TASK REQUIREMENTS
Write each line word for word, from the line that contains "Convert this screenshot" through the last line of the material below.

DATA EXCERPTS
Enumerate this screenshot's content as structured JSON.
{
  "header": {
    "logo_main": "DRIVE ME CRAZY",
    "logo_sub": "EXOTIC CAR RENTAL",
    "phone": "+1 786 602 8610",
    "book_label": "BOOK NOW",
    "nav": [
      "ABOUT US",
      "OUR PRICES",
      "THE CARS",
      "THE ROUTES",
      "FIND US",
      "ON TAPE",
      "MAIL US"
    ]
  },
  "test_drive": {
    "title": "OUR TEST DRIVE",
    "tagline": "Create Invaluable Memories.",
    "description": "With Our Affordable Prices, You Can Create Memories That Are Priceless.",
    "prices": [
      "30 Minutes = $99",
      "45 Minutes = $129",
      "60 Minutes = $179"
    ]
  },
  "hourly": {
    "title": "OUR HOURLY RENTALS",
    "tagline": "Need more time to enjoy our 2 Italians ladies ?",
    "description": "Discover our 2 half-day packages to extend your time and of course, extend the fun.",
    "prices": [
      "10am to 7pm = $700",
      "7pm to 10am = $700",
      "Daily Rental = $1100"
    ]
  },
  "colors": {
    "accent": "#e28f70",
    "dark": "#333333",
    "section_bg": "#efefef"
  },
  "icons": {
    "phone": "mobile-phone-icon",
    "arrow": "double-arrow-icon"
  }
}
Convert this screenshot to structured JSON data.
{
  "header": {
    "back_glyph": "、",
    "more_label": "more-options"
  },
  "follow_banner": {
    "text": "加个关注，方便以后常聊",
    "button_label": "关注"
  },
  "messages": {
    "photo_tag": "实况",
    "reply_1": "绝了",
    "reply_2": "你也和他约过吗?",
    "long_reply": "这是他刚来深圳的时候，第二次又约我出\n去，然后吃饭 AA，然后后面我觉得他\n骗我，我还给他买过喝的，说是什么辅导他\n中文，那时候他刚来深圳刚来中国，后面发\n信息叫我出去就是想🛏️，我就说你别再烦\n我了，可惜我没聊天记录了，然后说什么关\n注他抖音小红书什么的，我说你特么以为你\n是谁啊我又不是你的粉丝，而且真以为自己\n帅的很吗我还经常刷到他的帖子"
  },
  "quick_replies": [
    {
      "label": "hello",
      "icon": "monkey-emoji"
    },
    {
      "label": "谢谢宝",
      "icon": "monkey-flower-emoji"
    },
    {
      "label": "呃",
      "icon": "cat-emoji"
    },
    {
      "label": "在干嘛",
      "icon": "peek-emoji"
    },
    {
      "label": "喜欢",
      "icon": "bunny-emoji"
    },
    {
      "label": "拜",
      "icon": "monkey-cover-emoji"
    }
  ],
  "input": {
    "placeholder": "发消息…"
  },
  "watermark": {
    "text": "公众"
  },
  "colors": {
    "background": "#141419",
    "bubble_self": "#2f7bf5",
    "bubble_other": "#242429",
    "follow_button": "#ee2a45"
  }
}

SOLUTION TO THIS PROBLEM
Convert this screenshot to structured JSON data.
{
  "header": {
    "back_glyph": "、",
    "more_label": "more-options"
  },
  "follow_banner": {
    "text": "加个关注，方便以后常聊",
    "button_label": "关注"
  },
  "messages": {
    "photo_tag": "实况",
    "reply_1": "绝了",
    "reply_2": "你也和他约过吗?",
    "long_reply": "这是他刚来深圳的时候，第二次又约我出\n去，然后吃饭 AA，然后后面我觉得他\n骗我，我还给他买过喝的，说是什么辅导他\n中文，那时候他刚来深圳刚来中国，后面发\n信息叫我出去就是想🛏️，我就说你别再烦\n我了，可惜我没聊天记录了，然后说什么关\n注他抖音小红书什么的，我说你特么以为你\n是谁啊我又不是你的粉丝，而且真以为自己\n帅的很吗我还经常刷到他的帖子"
  },
  "quick_replies": [
    {
      "label": "hello",
      "icon": "monkey-emoji"
    },
    {
      "label": "谢谢宝",
      "icon": "monkey-flower-emoji"
    },
    {
      "label": "呃",
      "icon": "cat-emoji"
    },
    {
      "label": "在干嘛",
      "icon": "peek-emoji"
    },
    {
      "label": "喜欢",
      "icon": "bunny-emoji"
    },
    {
      "label": "拜",
      "icon": "monkey-cover-emoji"
    }
  ],
  "input": {
    "placeholder": "发消息…"
  },
  "watermark": {
    "text": "公众"
  },
  "colors": {
    "background": "#141419",
    "bubble_self": "#2f7bf5",
    "bubble_other": "#242429",
    "follow_button": "#ee2a45"
  }
}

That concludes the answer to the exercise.